▶ Exercise goal: In the listing that follows, count the lines holding the word "Output" and report only that number.

▶ Excerpted records:
[START]

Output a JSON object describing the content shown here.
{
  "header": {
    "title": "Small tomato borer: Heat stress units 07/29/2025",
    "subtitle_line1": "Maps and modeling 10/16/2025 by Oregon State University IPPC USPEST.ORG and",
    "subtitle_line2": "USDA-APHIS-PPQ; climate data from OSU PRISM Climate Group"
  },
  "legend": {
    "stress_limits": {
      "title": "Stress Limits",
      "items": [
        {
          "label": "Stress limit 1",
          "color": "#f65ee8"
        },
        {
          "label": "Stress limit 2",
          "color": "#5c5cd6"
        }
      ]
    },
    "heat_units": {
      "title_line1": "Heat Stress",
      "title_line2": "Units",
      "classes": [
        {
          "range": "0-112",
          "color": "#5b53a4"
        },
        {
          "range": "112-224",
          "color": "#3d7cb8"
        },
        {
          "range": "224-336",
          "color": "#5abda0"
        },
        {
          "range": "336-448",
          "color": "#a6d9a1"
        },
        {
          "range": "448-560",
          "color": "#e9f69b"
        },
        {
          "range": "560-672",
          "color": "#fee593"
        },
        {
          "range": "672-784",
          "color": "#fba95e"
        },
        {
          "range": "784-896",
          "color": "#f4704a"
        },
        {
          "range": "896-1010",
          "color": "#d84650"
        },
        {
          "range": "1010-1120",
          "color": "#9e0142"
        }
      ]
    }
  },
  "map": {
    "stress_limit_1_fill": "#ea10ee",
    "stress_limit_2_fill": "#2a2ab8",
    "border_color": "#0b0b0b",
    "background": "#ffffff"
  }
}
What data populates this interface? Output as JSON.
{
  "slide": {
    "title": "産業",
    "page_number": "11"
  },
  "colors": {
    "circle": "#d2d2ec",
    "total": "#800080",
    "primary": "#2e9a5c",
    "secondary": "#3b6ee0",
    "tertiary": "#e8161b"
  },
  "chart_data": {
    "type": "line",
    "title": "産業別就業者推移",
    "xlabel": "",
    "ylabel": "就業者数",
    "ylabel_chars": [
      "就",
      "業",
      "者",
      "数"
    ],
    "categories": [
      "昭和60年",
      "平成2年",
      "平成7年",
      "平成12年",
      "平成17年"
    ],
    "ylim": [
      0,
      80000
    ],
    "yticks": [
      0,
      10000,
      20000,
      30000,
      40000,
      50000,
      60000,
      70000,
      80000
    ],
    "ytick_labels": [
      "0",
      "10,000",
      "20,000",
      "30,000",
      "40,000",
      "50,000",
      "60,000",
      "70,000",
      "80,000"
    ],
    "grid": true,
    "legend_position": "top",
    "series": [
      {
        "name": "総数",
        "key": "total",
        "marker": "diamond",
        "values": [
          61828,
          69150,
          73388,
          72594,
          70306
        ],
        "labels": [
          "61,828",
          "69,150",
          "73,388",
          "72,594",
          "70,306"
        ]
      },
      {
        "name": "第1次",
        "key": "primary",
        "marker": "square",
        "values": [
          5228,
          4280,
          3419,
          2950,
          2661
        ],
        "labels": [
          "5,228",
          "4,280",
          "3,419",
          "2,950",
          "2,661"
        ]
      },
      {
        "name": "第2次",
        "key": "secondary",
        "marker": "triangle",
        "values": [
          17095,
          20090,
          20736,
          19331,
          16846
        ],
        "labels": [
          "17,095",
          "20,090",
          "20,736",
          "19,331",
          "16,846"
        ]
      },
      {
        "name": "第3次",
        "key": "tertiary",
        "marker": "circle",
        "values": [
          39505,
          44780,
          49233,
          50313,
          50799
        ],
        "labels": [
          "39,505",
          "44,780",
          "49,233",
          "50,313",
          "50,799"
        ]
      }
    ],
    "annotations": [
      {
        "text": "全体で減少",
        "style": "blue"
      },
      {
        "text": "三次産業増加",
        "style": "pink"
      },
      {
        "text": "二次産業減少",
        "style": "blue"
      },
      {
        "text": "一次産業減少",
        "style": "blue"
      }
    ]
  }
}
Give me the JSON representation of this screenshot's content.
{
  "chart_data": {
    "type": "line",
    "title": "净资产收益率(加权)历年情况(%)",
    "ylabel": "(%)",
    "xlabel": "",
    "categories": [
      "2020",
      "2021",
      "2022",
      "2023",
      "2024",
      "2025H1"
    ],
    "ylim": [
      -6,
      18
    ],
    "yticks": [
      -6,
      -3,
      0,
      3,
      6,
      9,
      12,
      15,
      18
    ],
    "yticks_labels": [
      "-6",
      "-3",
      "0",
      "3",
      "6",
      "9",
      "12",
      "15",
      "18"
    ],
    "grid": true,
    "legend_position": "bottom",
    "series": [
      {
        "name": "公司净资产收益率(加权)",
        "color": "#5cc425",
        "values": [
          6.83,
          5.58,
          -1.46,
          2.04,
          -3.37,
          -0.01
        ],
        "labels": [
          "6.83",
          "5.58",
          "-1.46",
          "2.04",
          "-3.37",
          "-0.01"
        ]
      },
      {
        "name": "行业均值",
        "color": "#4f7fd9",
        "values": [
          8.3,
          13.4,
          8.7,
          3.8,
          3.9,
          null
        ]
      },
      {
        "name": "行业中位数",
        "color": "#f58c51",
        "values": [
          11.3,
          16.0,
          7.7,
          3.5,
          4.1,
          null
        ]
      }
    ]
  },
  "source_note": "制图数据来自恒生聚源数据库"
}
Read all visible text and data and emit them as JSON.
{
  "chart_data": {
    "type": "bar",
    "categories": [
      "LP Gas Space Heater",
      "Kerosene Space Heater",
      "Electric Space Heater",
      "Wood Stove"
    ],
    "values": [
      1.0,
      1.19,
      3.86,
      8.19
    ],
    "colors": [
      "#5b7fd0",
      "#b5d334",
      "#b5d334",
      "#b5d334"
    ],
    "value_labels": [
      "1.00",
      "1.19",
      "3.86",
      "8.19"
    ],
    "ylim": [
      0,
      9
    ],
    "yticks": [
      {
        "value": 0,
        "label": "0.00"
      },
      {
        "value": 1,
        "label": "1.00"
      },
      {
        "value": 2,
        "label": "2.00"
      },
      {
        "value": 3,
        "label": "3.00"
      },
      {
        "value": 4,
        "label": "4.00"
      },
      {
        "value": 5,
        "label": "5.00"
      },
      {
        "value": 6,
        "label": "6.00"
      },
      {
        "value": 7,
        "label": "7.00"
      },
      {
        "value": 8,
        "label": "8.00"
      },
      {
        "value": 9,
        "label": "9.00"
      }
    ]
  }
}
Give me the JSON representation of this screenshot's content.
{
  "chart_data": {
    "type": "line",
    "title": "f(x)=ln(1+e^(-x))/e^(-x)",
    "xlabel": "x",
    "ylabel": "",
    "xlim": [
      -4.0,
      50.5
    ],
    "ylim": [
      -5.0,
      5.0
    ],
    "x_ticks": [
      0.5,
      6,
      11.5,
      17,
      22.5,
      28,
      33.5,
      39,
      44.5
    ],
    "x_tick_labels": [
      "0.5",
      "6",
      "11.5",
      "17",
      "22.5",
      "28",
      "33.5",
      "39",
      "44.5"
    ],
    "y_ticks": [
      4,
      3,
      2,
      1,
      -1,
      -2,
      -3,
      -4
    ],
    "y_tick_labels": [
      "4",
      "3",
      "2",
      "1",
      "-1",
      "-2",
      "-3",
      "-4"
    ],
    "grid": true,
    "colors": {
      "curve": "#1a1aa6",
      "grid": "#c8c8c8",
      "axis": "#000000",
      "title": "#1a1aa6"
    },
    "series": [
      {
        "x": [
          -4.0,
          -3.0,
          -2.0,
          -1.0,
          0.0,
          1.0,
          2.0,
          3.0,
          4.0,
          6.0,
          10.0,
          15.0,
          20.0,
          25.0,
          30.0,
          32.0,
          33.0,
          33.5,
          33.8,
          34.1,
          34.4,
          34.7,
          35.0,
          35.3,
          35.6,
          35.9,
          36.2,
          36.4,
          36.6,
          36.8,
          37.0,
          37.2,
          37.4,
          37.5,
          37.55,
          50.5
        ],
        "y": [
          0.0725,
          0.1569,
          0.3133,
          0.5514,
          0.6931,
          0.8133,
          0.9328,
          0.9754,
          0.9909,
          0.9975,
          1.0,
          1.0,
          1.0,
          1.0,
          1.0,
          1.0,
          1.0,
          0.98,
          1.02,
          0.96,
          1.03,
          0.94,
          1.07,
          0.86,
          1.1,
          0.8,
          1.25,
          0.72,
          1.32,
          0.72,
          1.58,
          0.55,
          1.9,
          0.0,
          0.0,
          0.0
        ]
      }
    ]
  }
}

[END]

▶ Correct result: 2